[begin Records to process]
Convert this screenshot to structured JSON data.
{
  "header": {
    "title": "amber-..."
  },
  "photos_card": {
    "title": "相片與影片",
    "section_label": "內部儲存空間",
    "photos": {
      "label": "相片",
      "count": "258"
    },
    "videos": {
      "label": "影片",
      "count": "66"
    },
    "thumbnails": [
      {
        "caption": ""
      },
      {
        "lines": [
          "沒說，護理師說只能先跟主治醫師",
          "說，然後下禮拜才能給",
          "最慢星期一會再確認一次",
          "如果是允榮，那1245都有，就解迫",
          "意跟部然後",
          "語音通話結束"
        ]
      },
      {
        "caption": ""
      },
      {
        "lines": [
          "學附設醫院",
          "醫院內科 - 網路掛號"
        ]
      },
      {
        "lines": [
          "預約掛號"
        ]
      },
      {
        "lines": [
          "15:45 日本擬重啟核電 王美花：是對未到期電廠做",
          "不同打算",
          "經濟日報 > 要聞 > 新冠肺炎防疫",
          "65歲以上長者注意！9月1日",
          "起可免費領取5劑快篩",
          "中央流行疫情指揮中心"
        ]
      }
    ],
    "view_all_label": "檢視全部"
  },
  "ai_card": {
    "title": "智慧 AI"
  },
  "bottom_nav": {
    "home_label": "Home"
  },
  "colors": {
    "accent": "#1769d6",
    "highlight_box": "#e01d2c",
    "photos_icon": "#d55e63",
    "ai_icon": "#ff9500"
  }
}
[end Records to process]
*Written task*. Repeat every record, exactly as written.

*Solved exercise*.
Convert this screenshot to structured JSON data.
{
  "header": {
    "title": "amber-..."
  },
  "photos_card": {
    "title": "相片與影片",
    "section_label": "內部儲存空間",
    "photos": {
      "label": "相片",
      "count": "258"
    },
    "videos": {
      "label": "影片",
      "count": "66"
    },
    "thumbnails": [
      {
        "caption": ""
      },
      {
        "lines": [
          "沒說，護理師說只能先跟主治醫師",
          "說，然後下禮拜才能給",
          "最慢星期一會再確認一次",
          "如果是允榮，那1245都有，就解迫",
          "意跟部然後",
          "語音通話結束"
        ]
      },
      {
        "caption": ""
      },
      {
        "lines": [
          "學附設醫院",
          "醫院內科 - 網路掛號"
        ]
      },
      {
        "lines": [
          "預約掛號"
        ]
      },
      {
        "lines": [
          "15:45 日本擬重啟核電 王美花：是對未到期電廠做",
          "不同打算",
          "經濟日報 > 要聞 > 新冠肺炎防疫",
          "65歲以上長者注意！9月1日",
          "起可免費領取5劑快篩",
          "中央流行疫情指揮中心"
        ]
      }
    ],
    "view_all_label": "檢視全部"
  },
  "ai_card": {
    "title": "智慧 AI"
  },
  "bottom_nav": {
    "home_label": "Home"
  },
  "colors": {
    "accent": "#1769d6",
    "highlight_box": "#e01d2c",
    "photos_icon": "#d55e63",
    "ai_icon": "#ff9500"
  }
}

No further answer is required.